(Dataset entries on figures)
Begin
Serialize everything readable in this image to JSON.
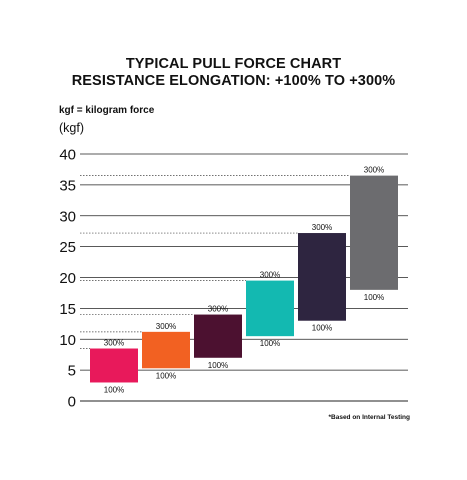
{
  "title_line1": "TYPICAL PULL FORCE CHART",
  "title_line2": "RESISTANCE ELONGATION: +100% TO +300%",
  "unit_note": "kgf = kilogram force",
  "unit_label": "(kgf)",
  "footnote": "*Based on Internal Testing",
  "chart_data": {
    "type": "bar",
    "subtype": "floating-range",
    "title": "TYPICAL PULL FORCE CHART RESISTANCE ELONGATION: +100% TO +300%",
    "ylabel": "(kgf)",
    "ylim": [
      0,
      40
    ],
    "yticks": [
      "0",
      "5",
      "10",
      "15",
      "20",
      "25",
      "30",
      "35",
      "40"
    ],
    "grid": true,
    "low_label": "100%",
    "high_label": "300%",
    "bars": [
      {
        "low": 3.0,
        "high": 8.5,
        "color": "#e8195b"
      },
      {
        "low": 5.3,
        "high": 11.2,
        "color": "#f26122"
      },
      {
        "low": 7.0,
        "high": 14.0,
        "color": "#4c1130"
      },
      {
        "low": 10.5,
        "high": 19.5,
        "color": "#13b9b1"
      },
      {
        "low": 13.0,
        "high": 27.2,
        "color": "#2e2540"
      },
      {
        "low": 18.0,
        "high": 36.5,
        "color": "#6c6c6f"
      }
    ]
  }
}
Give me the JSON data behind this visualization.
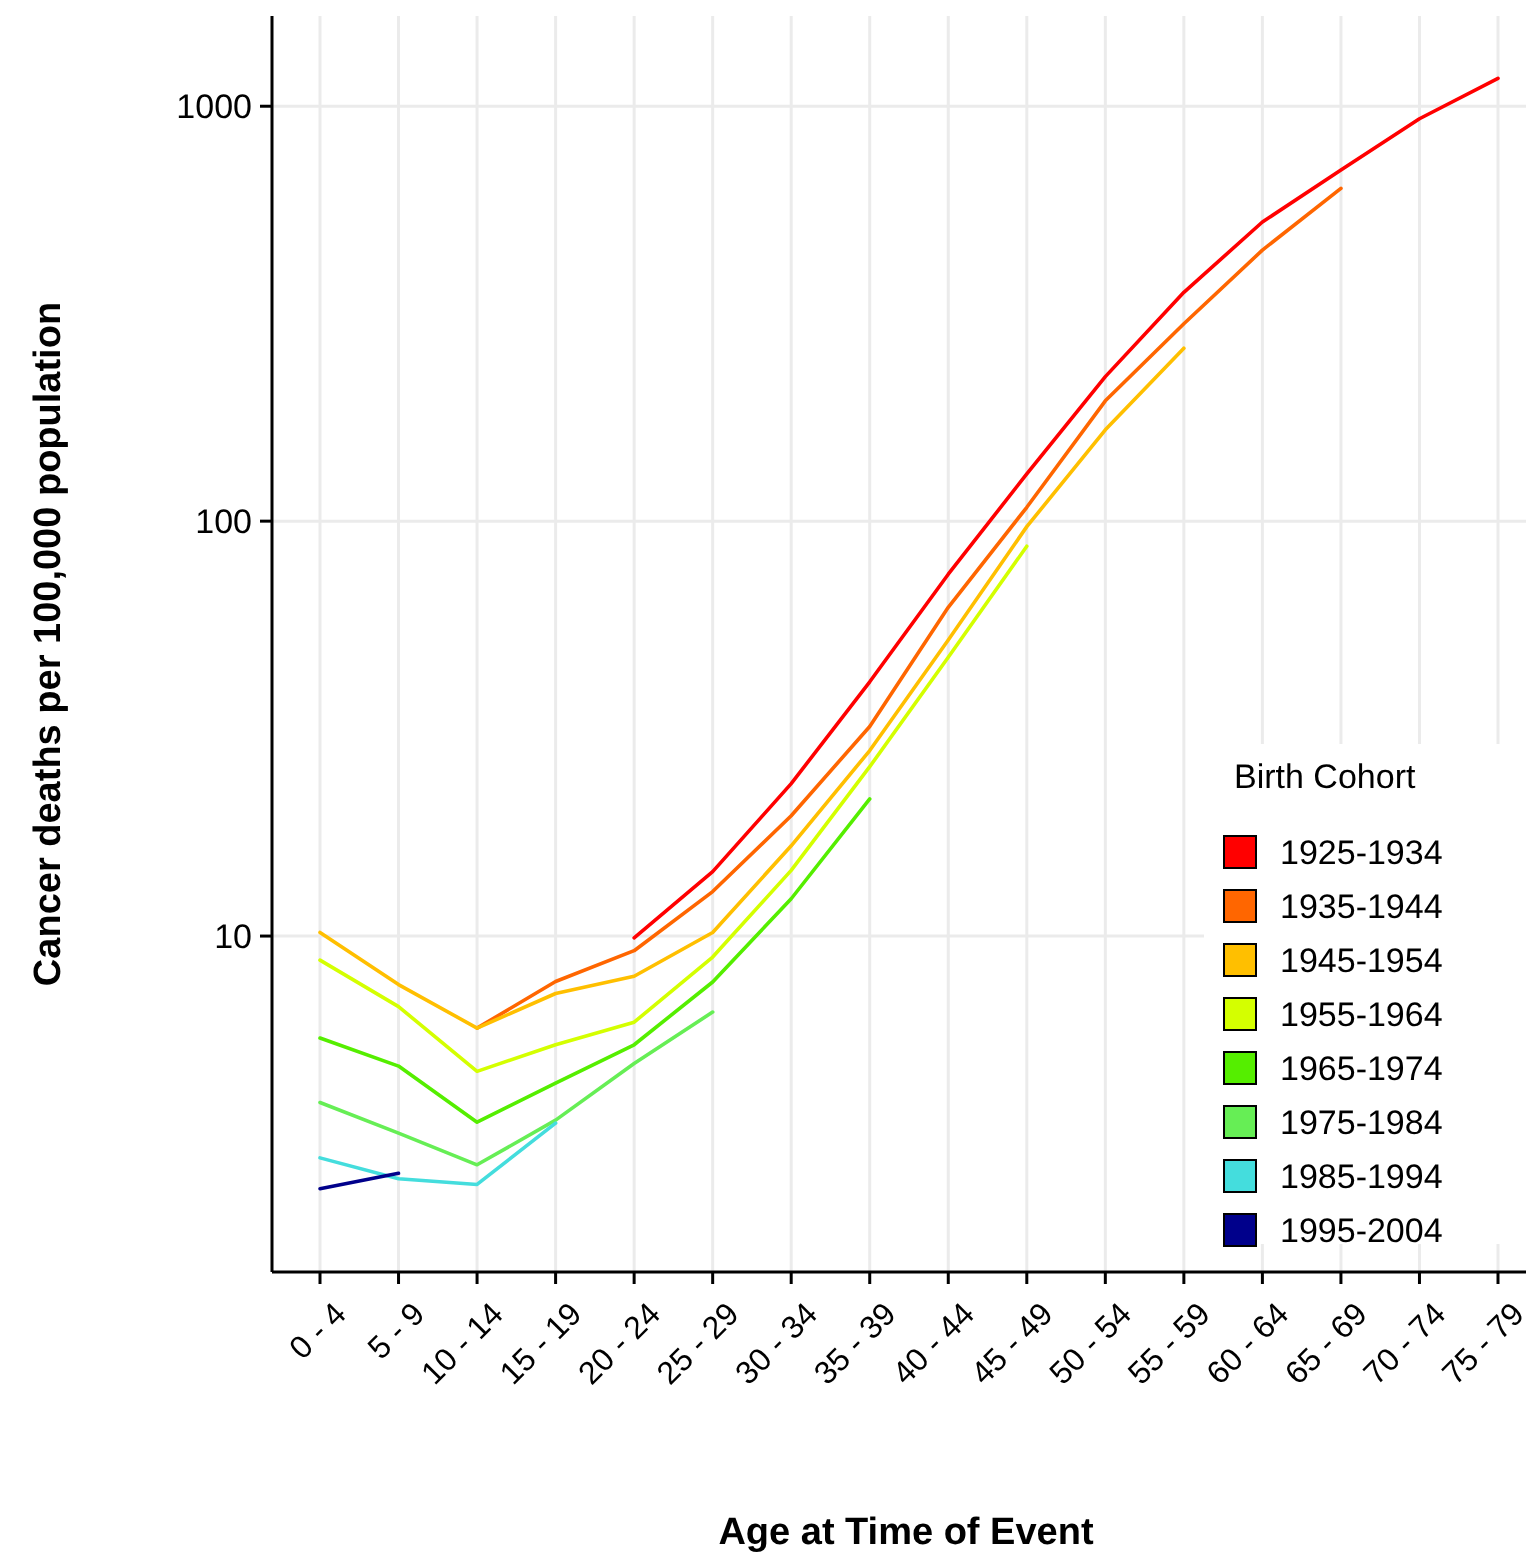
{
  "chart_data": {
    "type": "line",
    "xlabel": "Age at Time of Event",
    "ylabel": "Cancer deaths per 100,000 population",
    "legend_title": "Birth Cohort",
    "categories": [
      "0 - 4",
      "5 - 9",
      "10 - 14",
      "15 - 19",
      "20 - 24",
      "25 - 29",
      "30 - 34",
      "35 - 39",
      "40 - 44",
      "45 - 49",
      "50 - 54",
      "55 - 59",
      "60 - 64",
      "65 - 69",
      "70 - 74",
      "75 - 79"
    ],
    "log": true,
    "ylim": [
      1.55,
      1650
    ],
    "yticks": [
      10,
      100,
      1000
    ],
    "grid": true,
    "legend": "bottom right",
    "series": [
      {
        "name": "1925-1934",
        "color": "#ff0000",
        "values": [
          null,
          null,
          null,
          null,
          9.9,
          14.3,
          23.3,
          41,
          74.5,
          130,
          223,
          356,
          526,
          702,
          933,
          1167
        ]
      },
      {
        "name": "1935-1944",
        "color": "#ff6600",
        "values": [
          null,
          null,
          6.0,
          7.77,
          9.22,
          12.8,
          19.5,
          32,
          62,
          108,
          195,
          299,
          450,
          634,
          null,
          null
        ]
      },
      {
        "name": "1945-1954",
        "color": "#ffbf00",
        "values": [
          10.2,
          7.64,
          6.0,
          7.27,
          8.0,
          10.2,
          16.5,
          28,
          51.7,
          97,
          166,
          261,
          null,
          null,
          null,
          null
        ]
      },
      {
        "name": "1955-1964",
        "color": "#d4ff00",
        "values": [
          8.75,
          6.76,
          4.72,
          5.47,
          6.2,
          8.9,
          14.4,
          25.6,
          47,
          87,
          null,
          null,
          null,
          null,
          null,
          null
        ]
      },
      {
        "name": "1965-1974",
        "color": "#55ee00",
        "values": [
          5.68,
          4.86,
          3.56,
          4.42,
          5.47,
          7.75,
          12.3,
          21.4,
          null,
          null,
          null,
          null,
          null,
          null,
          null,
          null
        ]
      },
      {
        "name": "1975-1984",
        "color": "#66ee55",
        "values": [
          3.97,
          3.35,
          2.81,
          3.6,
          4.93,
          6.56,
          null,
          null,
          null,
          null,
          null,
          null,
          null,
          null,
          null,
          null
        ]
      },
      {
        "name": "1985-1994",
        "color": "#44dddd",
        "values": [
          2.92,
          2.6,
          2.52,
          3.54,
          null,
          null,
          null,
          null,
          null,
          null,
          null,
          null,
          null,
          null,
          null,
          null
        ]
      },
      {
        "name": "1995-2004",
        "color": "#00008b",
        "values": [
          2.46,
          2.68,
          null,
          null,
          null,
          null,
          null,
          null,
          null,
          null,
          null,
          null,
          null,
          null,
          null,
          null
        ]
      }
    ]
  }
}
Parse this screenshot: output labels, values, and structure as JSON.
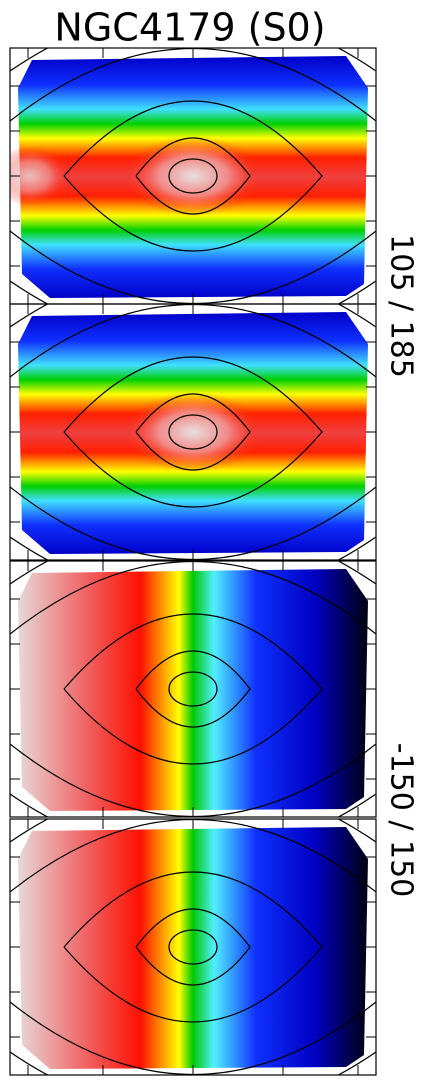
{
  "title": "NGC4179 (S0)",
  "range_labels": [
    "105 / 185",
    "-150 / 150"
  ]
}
End
• [Work to do]: Copy out the whole listing exactly, and don't carry over any pictures.

• [Reply to the task]:
Serialize everything readable in this image to JSON.
{
  "title_line1": "TYPICAL PULL FORCE CHART",
  "title_line2": "RESISTANCE ELONGATION: +100% TO +300%",
  "unit_note": "kgf = kilogram force",
  "unit_label": "(kgf)",
  "footnote": "*Based on Internal Testing",
  "chart_data": {
    "type": "bar",
    "subtype": "floating-range",
    "title": "TYPICAL PULL FORCE CHART RESISTANCE ELONGATION: +100% TO +300%",
    "ylabel": "(kgf)",
    "ylim": [
      0,
      40
    ],
    "yticks": [
      "0",
      "5",
      "10",
      "15",
      "20",
      "25",
      "30",
      "35",
      "40"
    ],
    "grid": true,
    "low_label": "100%",
    "high_label": "300%",
    "bars": [
      {
        "low": 3.0,
        "high": 8.5,
        "color": "#e8195b"
      },
      {
        "low": 5.3,
        "high": 11.2,
        "color": "#f26122"
      },
      {
        "low": 7.0,
        "high": 14.0,
        "color": "#4c1130"
      },
      {
        "low": 10.5,
        "high": 19.5,
        "color": "#13b9b1"
      },
      {
        "low": 13.0,
        "high": 27.2,
        "color": "#2e2540"
      },
      {
        "low": 18.0,
        "high": 36.5,
        "color": "#6c6c6f"
      }
    ]
  }
}
Give me the JSON data behind this visualization.
{
  "chart_data": {
    "type": "line",
    "xlabel": "Age at Time of Event",
    "ylabel": "Cancer deaths per 100,000 population",
    "legend_title": "Birth Cohort",
    "categories": [
      "0 - 4",
      "5 - 9",
      "10 - 14",
      "15 - 19",
      "20 - 24",
      "25 - 29",
      "30 - 34",
      "35 - 39",
      "40 - 44",
      "45 - 49",
      "50 - 54",
      "55 - 59",
      "60 - 64",
      "65 - 69",
      "70 - 74",
      "75 - 79"
    ],
    "log": true,
    "ylim": [
      1.55,
      1650
    ],
    "yticks": [
      10,
      100,
      1000
    ],
    "grid": true,
    "legend": "bottom right",
    "series": [
      {
        "name": "1925-1934",
        "color": "#ff0000",
        "values": [
          null,
          null,
          null,
          null,
          9.9,
          14.3,
          23.3,
          41,
          74.5,
          130,
          223,
          356,
          526,
          702,
          933,
          1167
        ]
      },
      {
        "name": "1935-1944",
        "color": "#ff6600",
        "values": [
          null,
          null,
          6.0,
          7.77,
          9.22,
          12.8,
          19.5,
          32,
          62,
          108,
          195,
          299,
          450,
          634,
          null,
          null
        ]
      },
      {
        "name": "1945-1954",
        "color": "#ffbf00",
        "values": [
          10.2,
          7.64,
          6.0,
          7.27,
          8.0,
          10.2,
          16.5,
          28,
          51.7,
          97,
          166,
          261,
          null,
          null,
          null,
          null
        ]
      },
      {
        "name": "1955-1964",
        "color": "#d4ff00",
        "values": [
          8.75,
          6.76,
          4.72,
          5.47,
          6.2,
          8.9,
          14.4,
          25.6,
          47,
          87,
          null,
          null,
          null,
          null,
          null,
          null
        ]
      },
      {
        "name": "1965-1974",
        "color": "#55ee00",
        "values": [
          5.68,
          4.86,
          3.56,
          4.42,
          5.47,
          7.75,
          12.3,
          21.4,
          null,
          null,
          null,
          null,
          null,
          null,
          null,
          null
        ]
      },
      {
        "name": "1975-1984",
        "color": "#66ee55",
        "values": [
          3.97,
          3.35,
          2.81,
          3.6,
          4.93,
          6.56,
          null,
          null,
          null,
          null,
          null,
          null,
          null,
          null,
          null,
          null
        ]
      },
      {
        "name": "1985-1994",
        "color": "#44dddd",
        "values": [
          2.92,
          2.6,
          2.52,
          3.54,
          null,
          null,
          null,
          null,
          null,
          null,
          null,
          null,
          null,
          null,
          null,
          null
        ]
      },
      {
        "name": "1995-2004",
        "color": "#00008b",
        "values": [
          2.46,
          2.68,
          null,
          null,
          null,
          null,
          null,
          null,
          null,
          null,
          null,
          null,
          null,
          null,
          null,
          null
        ]
      }
    ]
  }
}
Parse this screenshot: output labels, values, and structure as JSON.
{
  "title": "NGC4179 (S0)",
  "range_labels": [
    "105 / 185",
    "-150 / 150"
  ]
}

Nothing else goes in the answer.